#### Exercise task:
Return the lines where the word "Reduction" occurs.

#### Stored rows:
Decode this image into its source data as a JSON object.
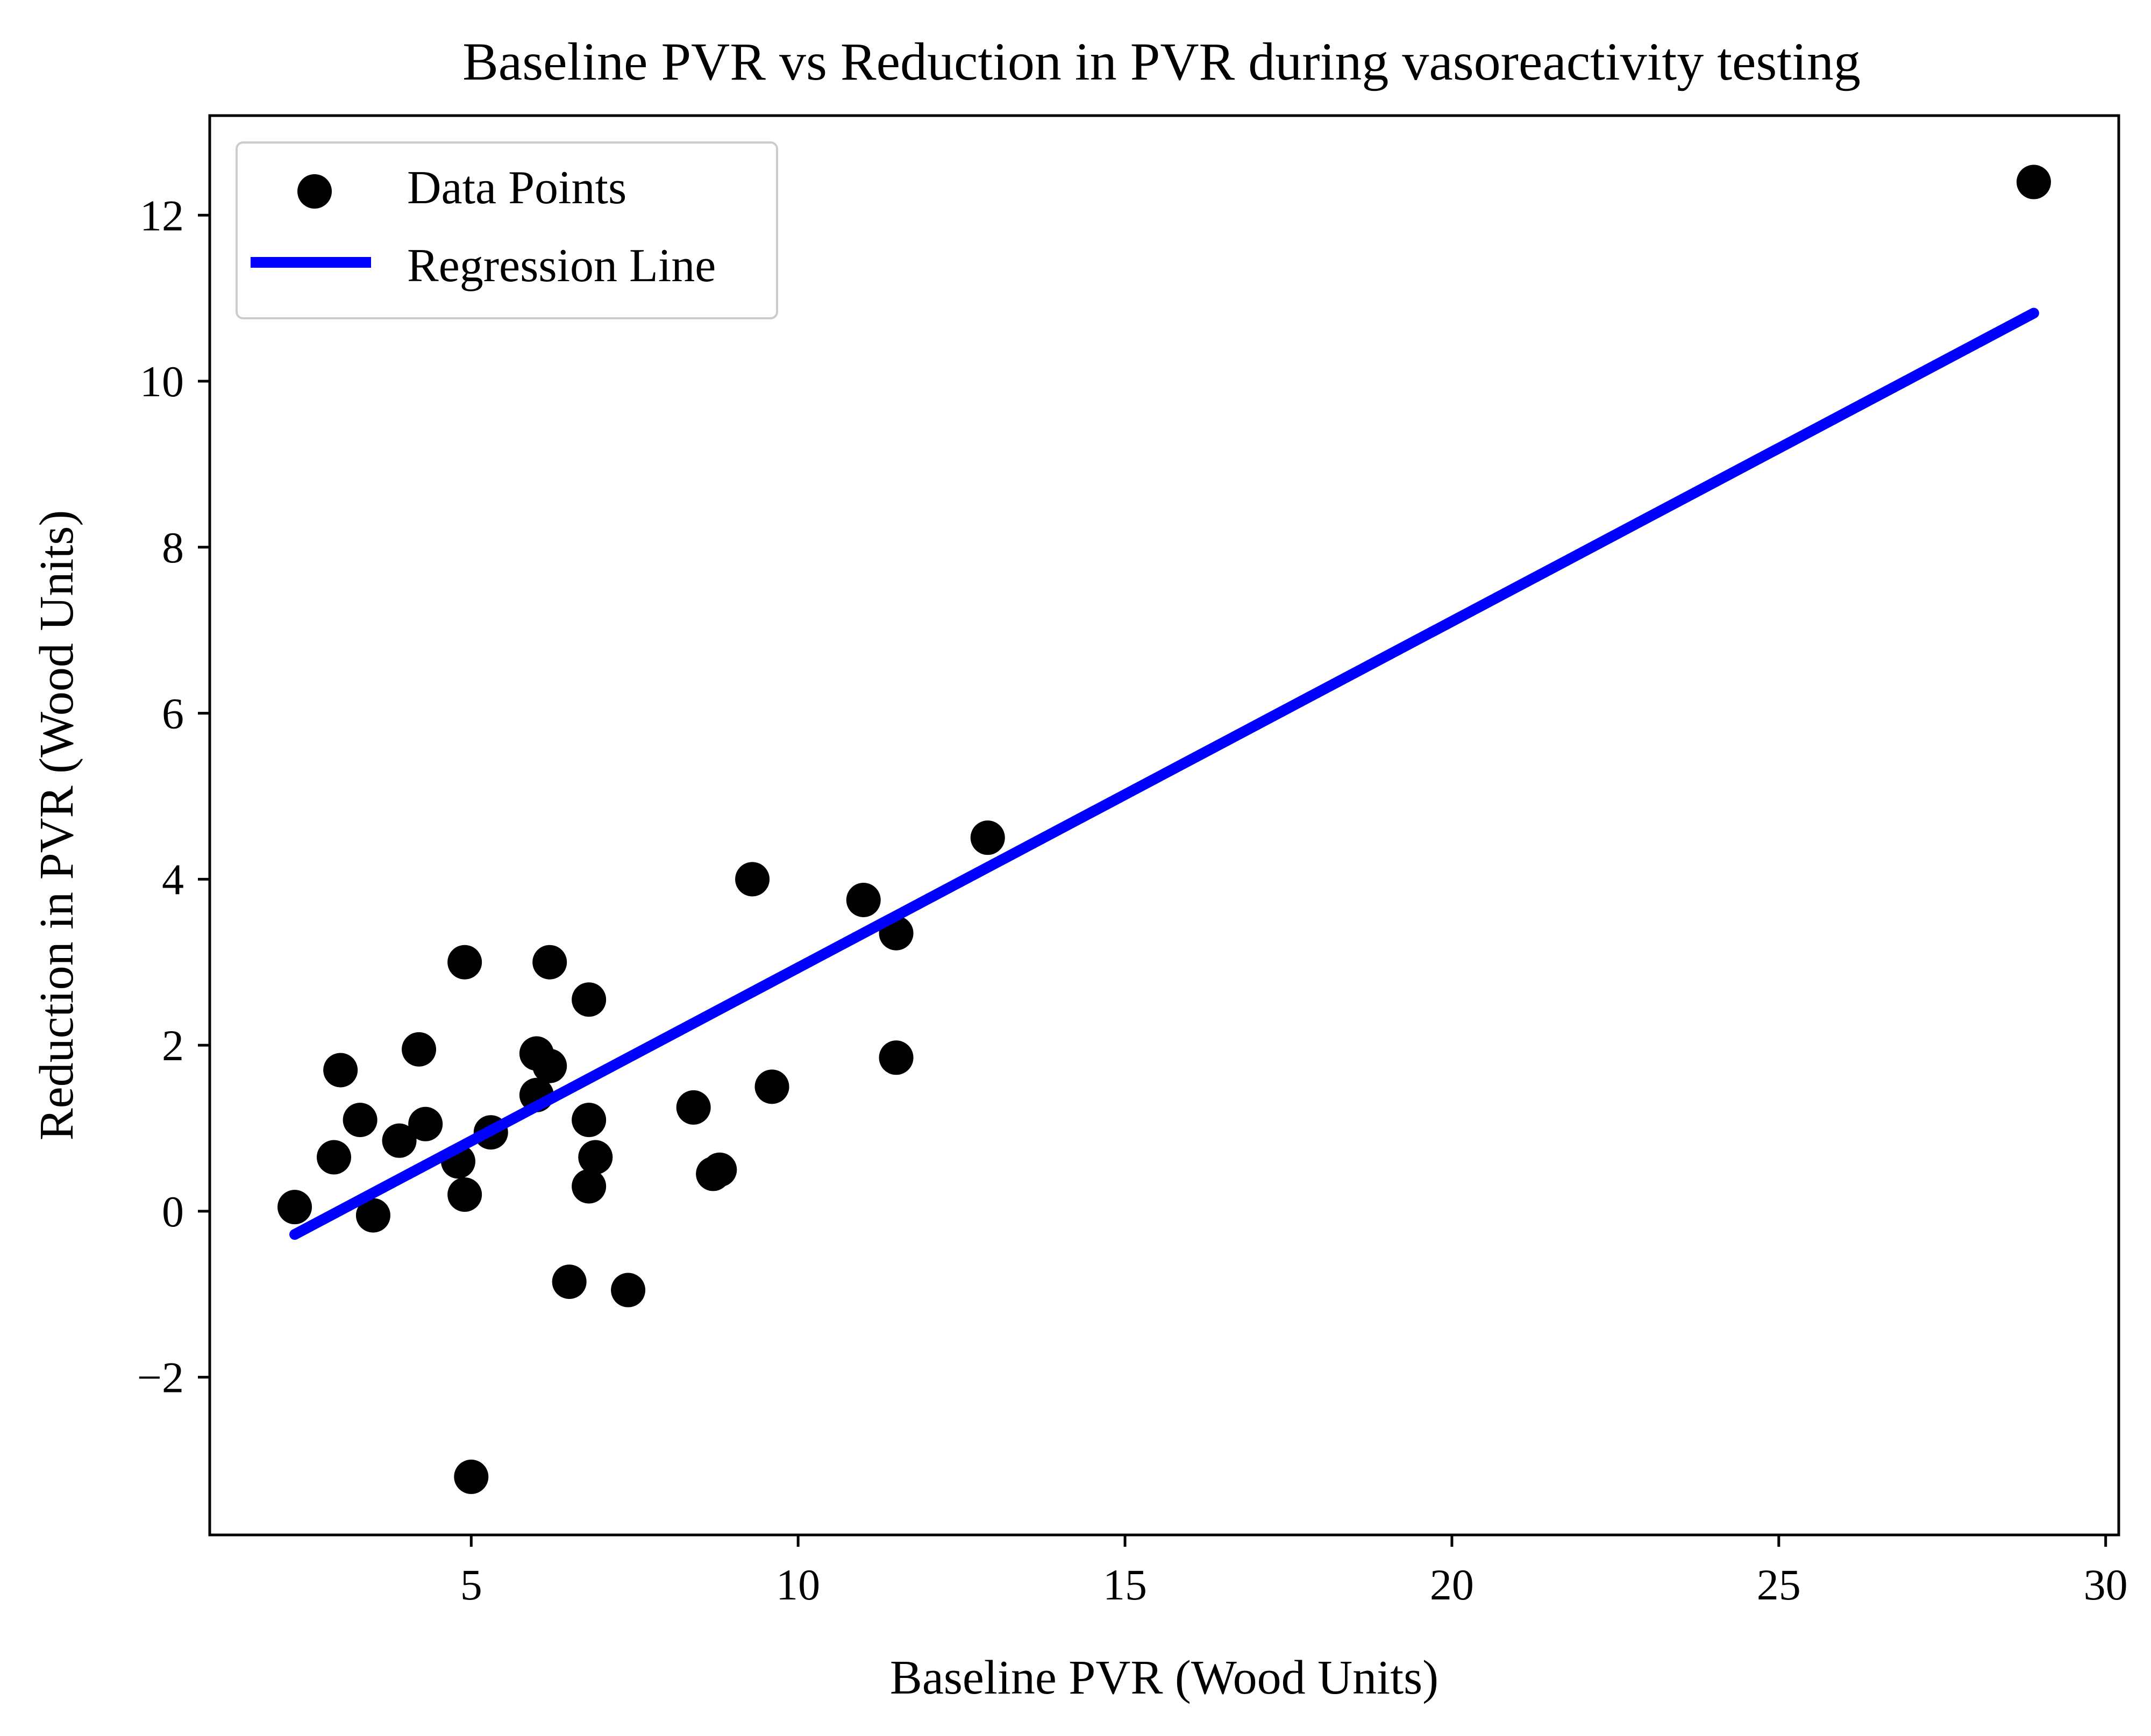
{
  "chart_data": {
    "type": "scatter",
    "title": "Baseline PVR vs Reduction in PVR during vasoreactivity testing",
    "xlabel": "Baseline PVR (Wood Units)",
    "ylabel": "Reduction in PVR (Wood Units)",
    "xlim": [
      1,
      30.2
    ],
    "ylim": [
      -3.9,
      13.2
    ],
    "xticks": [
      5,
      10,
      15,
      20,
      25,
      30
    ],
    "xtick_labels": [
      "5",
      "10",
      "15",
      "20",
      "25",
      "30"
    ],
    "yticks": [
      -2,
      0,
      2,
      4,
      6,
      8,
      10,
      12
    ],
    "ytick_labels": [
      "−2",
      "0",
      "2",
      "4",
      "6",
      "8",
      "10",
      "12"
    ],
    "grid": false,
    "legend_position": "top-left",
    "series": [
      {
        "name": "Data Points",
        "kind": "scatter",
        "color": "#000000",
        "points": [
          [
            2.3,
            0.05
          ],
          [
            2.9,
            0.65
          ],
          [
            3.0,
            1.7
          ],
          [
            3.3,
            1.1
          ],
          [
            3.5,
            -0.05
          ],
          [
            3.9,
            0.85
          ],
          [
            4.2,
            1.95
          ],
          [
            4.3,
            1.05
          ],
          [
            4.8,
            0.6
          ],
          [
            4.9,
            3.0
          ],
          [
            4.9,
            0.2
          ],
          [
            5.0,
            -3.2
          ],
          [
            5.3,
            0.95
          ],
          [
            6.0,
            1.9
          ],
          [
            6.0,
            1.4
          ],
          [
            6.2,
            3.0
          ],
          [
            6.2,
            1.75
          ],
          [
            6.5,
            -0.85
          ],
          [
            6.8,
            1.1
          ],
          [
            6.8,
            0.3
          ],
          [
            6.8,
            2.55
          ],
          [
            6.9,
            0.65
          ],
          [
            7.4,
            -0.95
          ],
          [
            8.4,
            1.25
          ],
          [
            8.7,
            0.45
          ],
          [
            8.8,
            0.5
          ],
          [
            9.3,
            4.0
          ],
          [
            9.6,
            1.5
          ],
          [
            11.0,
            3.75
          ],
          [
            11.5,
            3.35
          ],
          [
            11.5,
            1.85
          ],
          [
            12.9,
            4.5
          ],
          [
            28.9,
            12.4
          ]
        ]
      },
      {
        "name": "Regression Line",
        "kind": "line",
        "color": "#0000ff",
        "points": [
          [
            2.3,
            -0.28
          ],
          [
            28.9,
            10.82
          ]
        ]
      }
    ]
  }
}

#### Reply:
    "title": "Baseline PVR vs Reduction in PVR during vasoreactivity testing",
    "ylabel": "Reduction in PVR (Wood Units)",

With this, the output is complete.